■ WORK TO BE COMPLETED
Reproduce all of the material word for word.

***** PROVIDED RECORDS *****

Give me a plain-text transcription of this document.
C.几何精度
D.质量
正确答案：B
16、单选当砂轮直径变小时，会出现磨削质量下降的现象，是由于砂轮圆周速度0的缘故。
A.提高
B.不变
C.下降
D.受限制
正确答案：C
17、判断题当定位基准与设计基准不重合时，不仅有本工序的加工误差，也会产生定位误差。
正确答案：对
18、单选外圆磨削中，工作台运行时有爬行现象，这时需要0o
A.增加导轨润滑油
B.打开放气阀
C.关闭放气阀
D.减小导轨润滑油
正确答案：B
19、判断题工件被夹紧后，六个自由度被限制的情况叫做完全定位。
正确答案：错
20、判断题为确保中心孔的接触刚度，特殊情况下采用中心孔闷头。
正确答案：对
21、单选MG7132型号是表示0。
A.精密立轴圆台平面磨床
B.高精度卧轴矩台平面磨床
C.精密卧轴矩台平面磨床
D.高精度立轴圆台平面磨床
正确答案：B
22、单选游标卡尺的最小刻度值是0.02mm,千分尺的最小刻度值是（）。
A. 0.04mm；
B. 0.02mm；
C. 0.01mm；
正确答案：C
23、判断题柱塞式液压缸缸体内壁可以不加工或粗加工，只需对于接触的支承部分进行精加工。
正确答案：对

*****

■ SOLUTION TO THE PROBLEM
Give me a plain-text transcription of this document.
C.几何精度
D.质量
正确答案：B
16、单选当砂轮直径变小时，会出现磨削质量下降的现象，是由于砂轮圆周速度0的缘故。
A.提高
B.不变
C.下降
D.受限制
正确答案：C
17、判断题当定位基准与设计基准不重合时，不仅有本工序的加工误差，也会产生定位误差。
正确答案：对
18、单选外圆磨削中，工作台运行时有爬行现象，这时需要0o
A.增加导轨润滑油
B.打开放气阀
C.关闭放气阀
D.减小导轨润滑油
正确答案：B
19、判断题工件被夹紧后，六个自由度被限制的情况叫做完全定位。
正确答案：错
20、判断题为确保中心孔的接触刚度，特殊情况下采用中心孔闷头。
正确答案：对
21、单选MG7132型号是表示0。
A.精密立轴圆台平面磨床
B.高精度卧轴矩台平面磨床
C.精密卧轴矩台平面磨床
D.高精度立轴圆台平面磨床
正确答案：B
22、单选游标卡尺的最小刻度值是0.02mm,千分尺的最小刻度值是（）。
A. 0.04mm；
B. 0.02mm；
C. 0.01mm；
正确答案：C
23、判断题柱塞式液压缸缸体内壁可以不加工或粗加工，只需对于接触的支承部分进行精加工。
正确答案：对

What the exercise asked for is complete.